→ **YOUR GOAL**
Where does the string "teoría" occur in the records? Copy each line that holds it.
═════ SOURCE MATERIAL
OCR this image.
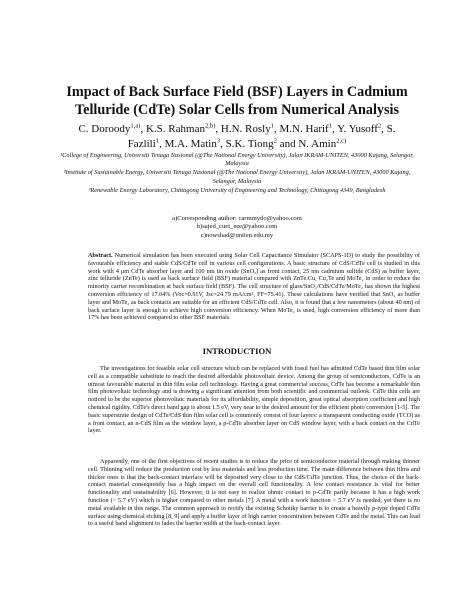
Impact of Back Surface Field (BSF) Layers in Cadmium
Telluride (CdTe) Solar Cells from Numerical Analysis
C. Doroody$^{1,a)}$, K.S. Rahman$^{2,b)}$, H.N. Rosly$^1$, M.N. Harif$^1$, Y. Yusoff$^2$, S.
Fazlili$^1$, M.A. Matin$^3$, S.K. Tiong$^2$ and N. Amin$^{2,c)}$
¹College of Engineering, Universiti Tenaga Nasional (@The National Energy University), Jalan IKRAM-UNITEN, 43000 Kajang, Selangor, Malaysia
²Institute of Sustainable Energy, Universiti Tenaga Nasional (@The National Energy University), Jalan IKRAM-UNITEN, 43000 Kajang, Selangor, Malaysia
³Renewable Energy Laboratory, Chittagong University of Engineering and Technology, Chittagong 4349, Bangladesh
a)Corresponding author: carmmydo@yahoo.com
b)sajed_cuet_eee@yahoo.com
c)nowshad@uniten.edu.my
Abstract. Numerical simulation has been executed using Solar Cell Capacitance Simulator (SCAPS-1D) to study the possibility of favourable efficiency and stable CdS/CdTe cell in various cell configurations. A basic structure of CdS/CdTe cell is studied in this work with 4 μm CdTe absorber layer and 100 nm tin oxide (SnO₂) as front contact, 25 nm cadmium sulfide (CdS) as buffer layer, zinc telluride (ZnTe) is used as back surface field (BSF) material compared with ZnTe:Cu, Cu₂Te and MoTe₂ in order to reduce the minority carrier recombination at back surface field (BSF). The cell structure of glass/SnO₂/CdS/CdTe/MoTe₂ has shown the highest conversion efficiency of 17.04% (Voc=0.91V, Jsc=24.79 mA/cm², FF=75.41). These calculations have verified that SnO₂ as buffer layer and MoTe₂ as back contacts are suitable for an efficient CdS/CdTe cell. Also, it is found that a few nanometers (about 40 nm) of back surface layer is enough to achieve high conversion efficiency. When MoTe₂ is used, high conversion efficiency of more than 17% has been achieved compared to other BSF materials.
INTRODUCTION
The investigations for feasible solar cell structure which can be replaced with fossil fuel has admitted CdTe based thin film solar cell as a compatible substitute to reach the desired affordable photovoltaic device. Among the group of semiconductors, CdTe is an utmost favourable material in thin film solar cell technology. Having a great commercial success, CdTe has become a remarkable thin film photovoltaic technology and is drawing a significant attention from both scientific and commercial outlook. CdTe thin cells are noticed to be the superior photovoltaic materials for its affordability, simple deposition, great optical absorption coefficient and high chemical rigidity. CdTe's direct band gap is about 1.5 eV, very near to the desired amount for the efficient photo conversion [1-5]. The basic superstrate design of CdTe/CdS thin film solar cell is commonly consist of four layers: a transparent conducting oxide (TCO) as a front contact, an n-CdS film as the window layer, a p-CdTe absorber layer on CdS window layer, with a back contact on the CdTe layer.
Apparently, one of the first objectives of recent studies is to reduce the price of semiconductor material through making thinner cell. Thinning will reduce the production cost by less materials and less production time. The main difference between thin films and thicker ones is that the back-contact interface will be deposited very close to the CdS/CdTe junction. Thus, the choice of the back-contact material consequently has a high impact on the overall cell functionality. A low contact resistance is vital for better functionality and sustainability [6]. However, it is not easy to realize ohmic contact to p-CdTe partly because it has a high work function (> 5.7 eV) which is higher compared to other metals [7]. A metal with a work function > 5.7 eV is needed, yet there is no metal available in this range. The common approach to rectify the existing Schottky barrier is to create a heavily p-type doped CdTe surface using chemical etching [8, 9] and apply a buffer layer of high carrier concentration between CdTe and the metal. This can lead to a useful band alignment to fades the barrier width at the back-contact layer.
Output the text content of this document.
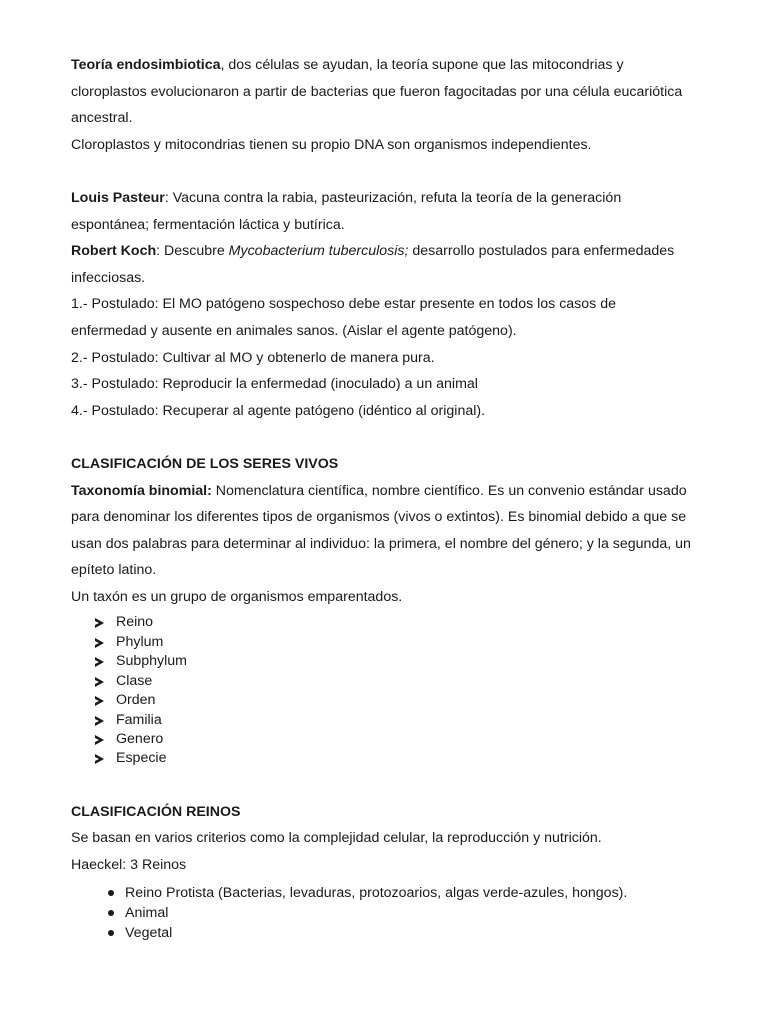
Teoría endosimbiotica, dos células se ayudan, la teoría supone que las mitocondrias y cloroplastos evolucionaron a partir de bacterias que fueron fagocitadas por una célula eucariótica ancestral.

Cloroplastos y mitocondrias tienen su propio DNA son organismos independientes.

Louis Pasteur: Vacuna contra la rabia, pasteurización, refuta la teoría de la generación espontánea; fermentación láctica y butírica.

Robert Koch: Descubre Mycobacterium tuberculosis; desarrollo postulados para enfermedades infecciosas.

1.- Postulado: El MO patógeno sospechoso debe estar presente en todos los casos de enfermedad y ausente en animales sanos. (Aislar el agente patógeno).

2.- Postulado: Cultivar al MO y obtenerlo de manera pura.

3.- Postulado: Reproducir la enfermedad (inoculado) a un animal

4.- Postulado: Recuperar al agente patógeno (idéntico al original).

CLASIFICACIÓN DE LOS SERES VIVOS

Taxonomía binomial: Nomenclatura científica, nombre científico. Es un convenio estándar usado para denominar los diferentes tipos de organismos (vivos o extintos). Es binomial debido a que se usan dos palabras para determinar al individuo: la primera, el nombre del género; y la segunda, un epíteto latino.

Un taxón es un grupo de organismos emparentados.

Reino
Phylum
Subphylum
Clase
Orden
Familia
Genero
Especie

CLASIFICACIÓN REINOS

Se basan en varios criterios como la complejidad celular, la reproducción y nutrición.

Haeckel: 3 Reinos

Reino Protista (Bacterias, levaduras, protozoarios, algas verde-azules, hongos).
Animal
Vegetal
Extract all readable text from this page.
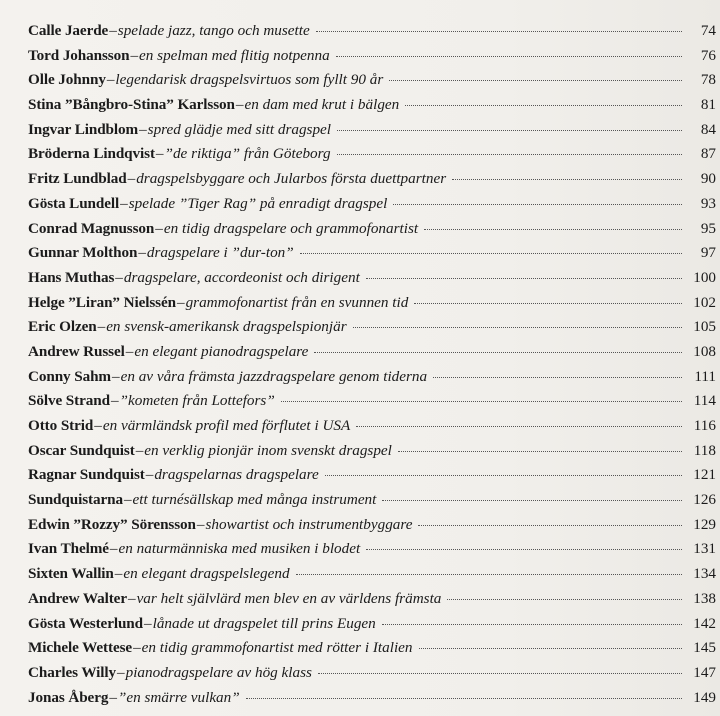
Calle Jaerde – spelade jazz, tango och musette	74
Tord Johansson – en spelman med flitig notpenna	76
Olle Johnny – legendarisk dragspelsvirtuos som fyllt 90 år	78
Stina ”Bångbro-Stina” Karlsson – en dam med krut i bälgen	81
Ingvar Lindblom – spred glädje med sitt dragspel	84
Bröderna Lindqvist – ”de riktiga” från Göteborg	87
Fritz Lundblad – dragspelsbyggare och Jularbos första duettpartner	90
Gösta Lundell – spelade ”Tiger Rag” på enradigt dragspel	93
Conrad Magnusson – en tidig dragspelare och grammofonartist	95
Gunnar Molthon – dragspelare i ”dur-ton”	97
Hans Muthas – dragspelare, accordeonist och dirigent	100
Helge ”Liran” Nielssén – grammofonartist från en svunnen tid	102
Eric Olzen – en svensk-amerikansk dragspelspionjär	105
Andrew Russel – en elegant pianodragspelare	108
Conny Sahm – en av våra främsta jazzdragspelare genom tiderna	111
Sölve Strand – ”kometen från Lottefors”	114
Otto Strid – en värmländsk profil med förflutet i USA	116
Oscar Sundquist – en verklig pionjär inom svenskt dragspel	118
Ragnar Sundquist – dragspelarnas dragspelare	121
Sundquistarna – ett turnésällskap med många instrument	126
Edwin ”Rozzy” Sörensson – showartist och instrumentbyggare	129
Ivan Thelmé – en naturmänniska med musiken i blodet	131
Sixten Wallin – en elegant dragspelslegend	134
Andrew Walter – var helt självlärd men blev en av världens främsta	138
Gösta Westerlund – lånade ut dragspelet till prins Eugen	142
Michele Wettese – en tidig grammofonartist med rötter i Italien	145
Charles Willy – pianodragspelare av hög klass	147
Jonas Åberg – ”en smärre vulkan”	149
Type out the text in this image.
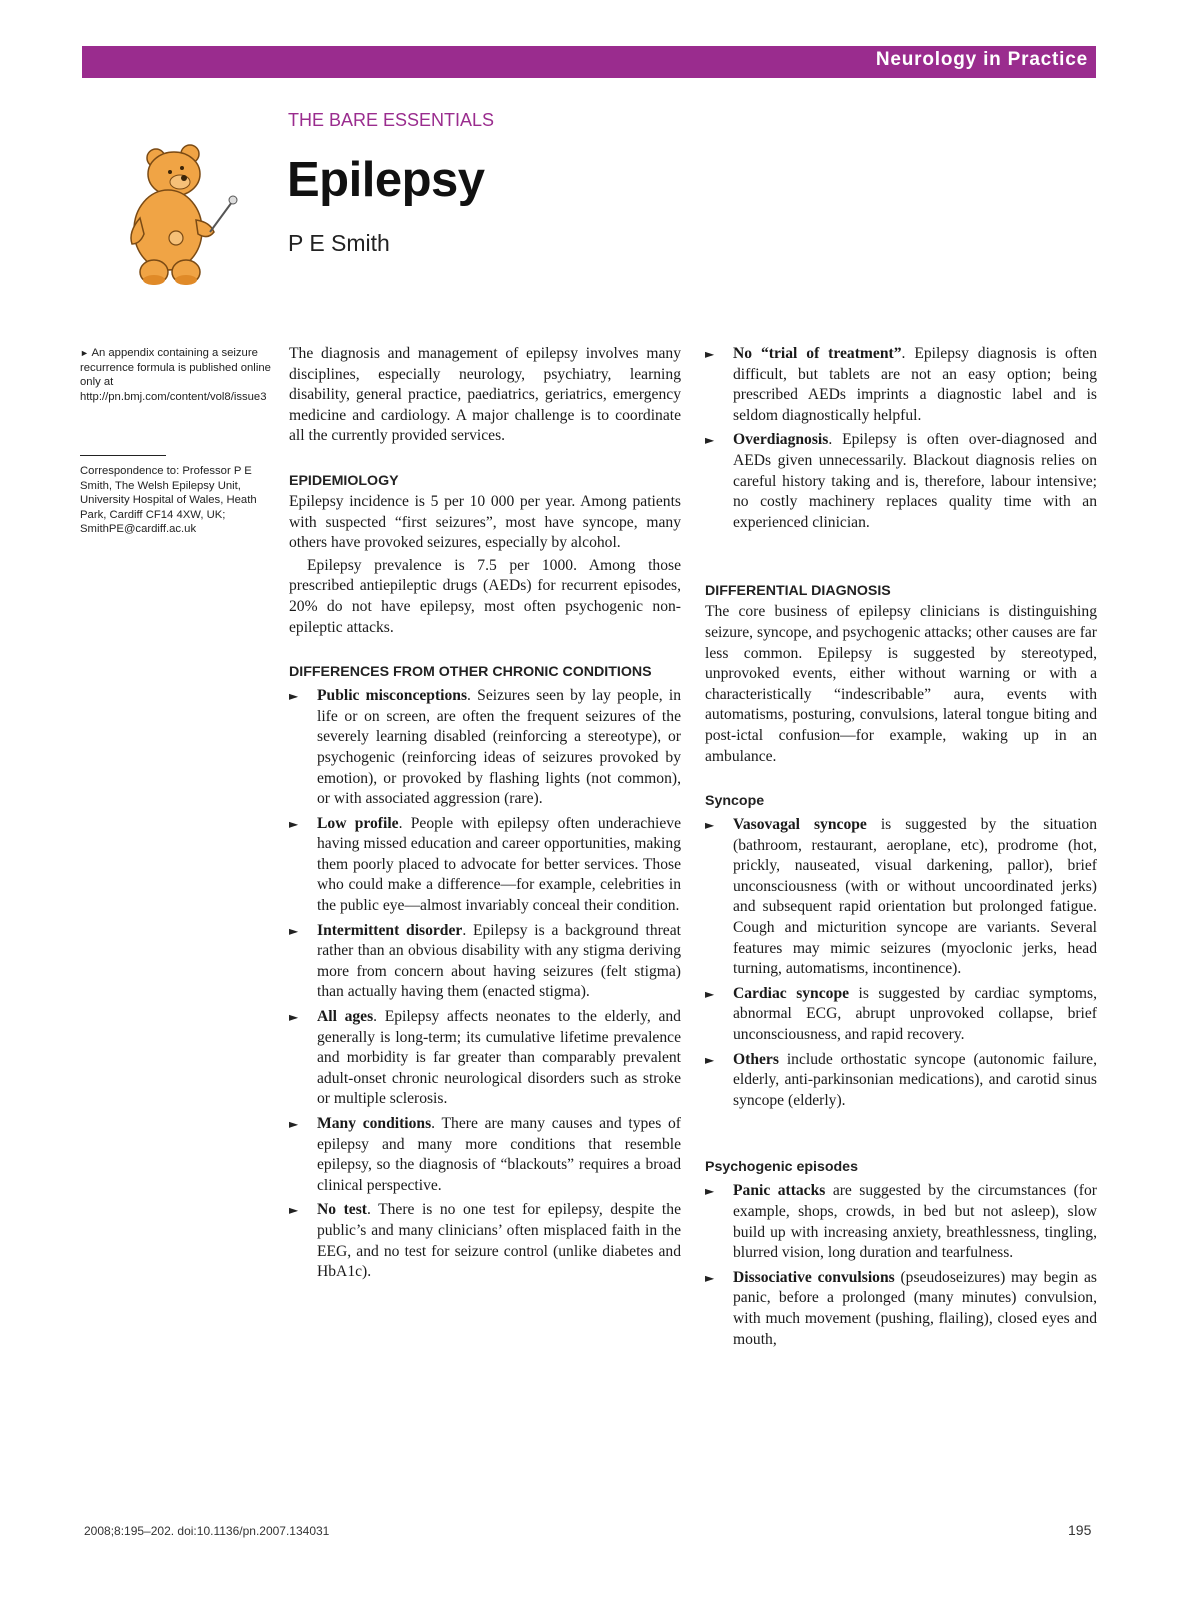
Neurology in Practice
THE BARE ESSENTIALS
Epilepsy
P E Smith
► An appendix containing a seizure recurrence formula is published online only at http://pn.bmj.com/content/vol8/issue3
Correspondence to: Professor P E Smith, The Welsh Epilepsy Unit, University Hospital of Wales, Heath Park, Cardiff CF14 4XW, UK; SmithPE@cardiff.ac.uk

The diagnosis and management of epilepsy involves many disciplines, especially neurology, psychiatry, learning disability, general practice, paediatrics, geriatrics, emergency medicine and cardiology. A major challenge is to coordinate all the currently provided services.

EPIDEMIOLOGY

Epilepsy incidence is 5 per 10 000 per year. Among patients with suspected “first seizures”, most have syncope, many others have provoked seizures, especially by alcohol.

Epilepsy prevalence is 7.5 per 1000. Among those prescribed antiepileptic drugs (AEDs) for recurrent episodes, 20% do not have epilepsy, most often psychogenic non-epileptic attacks.

DIFFERENCES FROM OTHER CHRONIC CONDITIONS
► Public misconceptions. Seizures seen by lay people, in life or on screen, are often the frequent seizures of the severely learning disabled (reinforcing a stereotype), or psychogenic (reinforcing ideas of seizures provoked by emotion), or provoked by flashing lights (not common), or with associated aggression (rare).
► Low profile. People with epilepsy often underachieve having missed education and career opportunities, making them poorly placed to advocate for better services. Those who could make a difference—for example, celebrities in the public eye—almost invariably conceal their condition.
► Intermittent disorder. Epilepsy is a background threat rather than an obvious disability with any stigma deriving more from concern about having seizures (felt stigma) than actually having them (enacted stigma).
► All ages. Epilepsy affects neonates to the elderly, and generally is long-term; its cumulative lifetime prevalence and morbidity is far greater than comparably prevalent adult-onset chronic neurological disorders such as stroke or multiple sclerosis.
► Many conditions. There are many causes and types of epilepsy and many more conditions that resemble epilepsy, so the diagnosis of “blackouts” requires a broad clinical perspective.
► No test. There is no one test for epilepsy, despite the public’s and many clinicians’ often misplaced faith in the EEG, and no test for seizure control (unlike diabetes and HbA1c).
► No “trial of treatment”. Epilepsy diagnosis is often difficult, but tablets are not an easy option; being prescribed AEDs imprints a diagnostic label and is seldom diagnostically helpful.
► Overdiagnosis. Epilepsy is often over-diagnosed and AEDs given unnecessarily. Blackout diagnosis relies on careful history taking and is, therefore, labour intensive; no costly machinery replaces quality time with an experienced clinician.
DIFFERENTIAL DIAGNOSIS

The core business of epilepsy clinicians is distinguishing seizure, syncope, and psychogenic attacks; other causes are far less common. Epilepsy is suggested by stereotyped, unprovoked events, either without warning or with a characteristically “indescribable” aura, events with automatisms, posturing, convulsions, lateral tongue biting and post-ictal confusion—for example, waking up in an ambulance.

Syncope
► Vasovagal syncope is suggested by the situation (bathroom, restaurant, aeroplane, etc), prodrome (hot, prickly, nauseated, visual darkening, pallor), brief unconsciousness (with or without uncoordinated jerks) and subsequent rapid orientation but prolonged fatigue. Cough and micturition syncope are variants. Several features may mimic seizures (myoclonic jerks, head turning, automatisms, incontinence).
► Cardiac syncope is suggested by cardiac symptoms, abnormal ECG, abrupt unprovoked collapse, brief unconsciousness, and rapid recovery.
► Others include orthostatic syncope (autonomic failure, elderly, anti-parkinsonian medications), and carotid sinus syncope (elderly).
Psychogenic episodes
► Panic attacks are suggested by the circumstances (for example, shops, crowds, in bed but not asleep), slow build up with increasing anxiety, breathlessness, tingling, blurred vision, long duration and tearfulness.
► Dissociative convulsions (pseudoseizures) may begin as panic, before a prolonged (many minutes) convulsion, with much movement (pushing, flailing), closed eyes and mouth,
2008;8:195–202. doi:10.1136/pn.2007.134031	195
══════════
→ **ANSWER BELOW**
Teoría endosimbiotica, dos células se ayudan, la teoría supone que las mitocondrias y cloroplastos evolucionaron a partir de bacterias que fueron fagocitadas por una célula eucariótica ancestral.
Louis Pasteur: Vacuna contra la rabia, pasteurización, refuta la teoría de la generación espontánea; fermentación láctica y butírica.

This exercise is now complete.